▶ Input data
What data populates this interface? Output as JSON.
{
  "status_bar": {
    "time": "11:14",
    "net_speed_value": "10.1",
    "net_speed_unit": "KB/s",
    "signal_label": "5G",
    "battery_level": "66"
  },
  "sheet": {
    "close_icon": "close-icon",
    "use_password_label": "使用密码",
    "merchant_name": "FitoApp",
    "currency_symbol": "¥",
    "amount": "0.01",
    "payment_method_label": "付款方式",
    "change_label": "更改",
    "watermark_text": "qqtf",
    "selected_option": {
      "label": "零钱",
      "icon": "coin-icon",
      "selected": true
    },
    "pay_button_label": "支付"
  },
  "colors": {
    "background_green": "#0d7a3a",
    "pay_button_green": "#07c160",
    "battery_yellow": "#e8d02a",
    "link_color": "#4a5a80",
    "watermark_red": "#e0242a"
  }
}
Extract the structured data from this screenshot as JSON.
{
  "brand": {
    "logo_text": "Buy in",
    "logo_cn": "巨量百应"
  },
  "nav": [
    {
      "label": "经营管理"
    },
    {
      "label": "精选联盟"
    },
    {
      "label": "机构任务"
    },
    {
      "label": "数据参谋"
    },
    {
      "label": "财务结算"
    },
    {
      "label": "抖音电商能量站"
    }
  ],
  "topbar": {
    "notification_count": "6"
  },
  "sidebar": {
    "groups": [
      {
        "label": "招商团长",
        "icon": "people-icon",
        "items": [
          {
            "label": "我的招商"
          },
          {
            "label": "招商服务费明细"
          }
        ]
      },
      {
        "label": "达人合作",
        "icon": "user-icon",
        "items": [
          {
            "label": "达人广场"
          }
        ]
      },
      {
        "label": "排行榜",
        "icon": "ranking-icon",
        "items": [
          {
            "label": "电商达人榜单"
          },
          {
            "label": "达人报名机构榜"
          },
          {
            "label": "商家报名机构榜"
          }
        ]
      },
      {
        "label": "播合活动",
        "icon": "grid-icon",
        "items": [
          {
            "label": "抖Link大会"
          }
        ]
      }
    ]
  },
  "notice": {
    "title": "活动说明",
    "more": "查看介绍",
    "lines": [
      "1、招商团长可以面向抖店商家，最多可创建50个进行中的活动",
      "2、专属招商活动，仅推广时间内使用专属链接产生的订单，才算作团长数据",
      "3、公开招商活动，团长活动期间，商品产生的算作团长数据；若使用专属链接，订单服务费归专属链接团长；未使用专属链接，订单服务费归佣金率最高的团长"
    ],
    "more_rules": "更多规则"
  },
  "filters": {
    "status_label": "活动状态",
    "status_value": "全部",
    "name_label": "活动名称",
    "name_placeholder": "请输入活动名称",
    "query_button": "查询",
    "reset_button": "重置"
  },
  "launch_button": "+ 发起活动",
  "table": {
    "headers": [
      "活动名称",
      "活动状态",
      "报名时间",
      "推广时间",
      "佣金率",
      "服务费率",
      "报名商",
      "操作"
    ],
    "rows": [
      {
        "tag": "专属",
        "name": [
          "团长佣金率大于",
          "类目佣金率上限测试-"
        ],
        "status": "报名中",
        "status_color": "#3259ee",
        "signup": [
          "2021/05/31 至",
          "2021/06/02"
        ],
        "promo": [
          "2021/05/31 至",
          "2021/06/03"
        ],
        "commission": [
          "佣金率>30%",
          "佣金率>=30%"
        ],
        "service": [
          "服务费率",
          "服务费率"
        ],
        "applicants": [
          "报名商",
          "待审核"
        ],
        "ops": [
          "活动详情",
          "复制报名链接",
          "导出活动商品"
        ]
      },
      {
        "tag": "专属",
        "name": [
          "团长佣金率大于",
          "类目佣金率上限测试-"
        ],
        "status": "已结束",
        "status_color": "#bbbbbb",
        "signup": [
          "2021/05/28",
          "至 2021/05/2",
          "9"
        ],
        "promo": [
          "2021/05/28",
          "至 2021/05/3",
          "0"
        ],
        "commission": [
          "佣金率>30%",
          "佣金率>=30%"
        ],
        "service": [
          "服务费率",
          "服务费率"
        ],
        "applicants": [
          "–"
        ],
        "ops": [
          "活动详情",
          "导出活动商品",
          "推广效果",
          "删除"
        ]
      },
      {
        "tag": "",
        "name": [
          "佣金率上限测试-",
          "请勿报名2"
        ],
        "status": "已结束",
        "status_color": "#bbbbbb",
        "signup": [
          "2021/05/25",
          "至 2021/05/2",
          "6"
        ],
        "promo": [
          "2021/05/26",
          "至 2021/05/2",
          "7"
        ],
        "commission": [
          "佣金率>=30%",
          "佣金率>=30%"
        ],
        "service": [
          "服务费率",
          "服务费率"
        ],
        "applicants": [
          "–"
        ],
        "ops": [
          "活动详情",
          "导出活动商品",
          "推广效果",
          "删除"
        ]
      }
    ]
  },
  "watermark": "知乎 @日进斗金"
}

▶ Given request
Search the listing for the word "icon". Copy every line in which it occurs.

▶ Solution for this exercise
    "close_icon": "close-icon",
      "icon": "coin-icon",
        "icon": "people-icon",
        "icon": "user-icon",
        "icon": "ranking-icon",
        "icon": "grid-icon",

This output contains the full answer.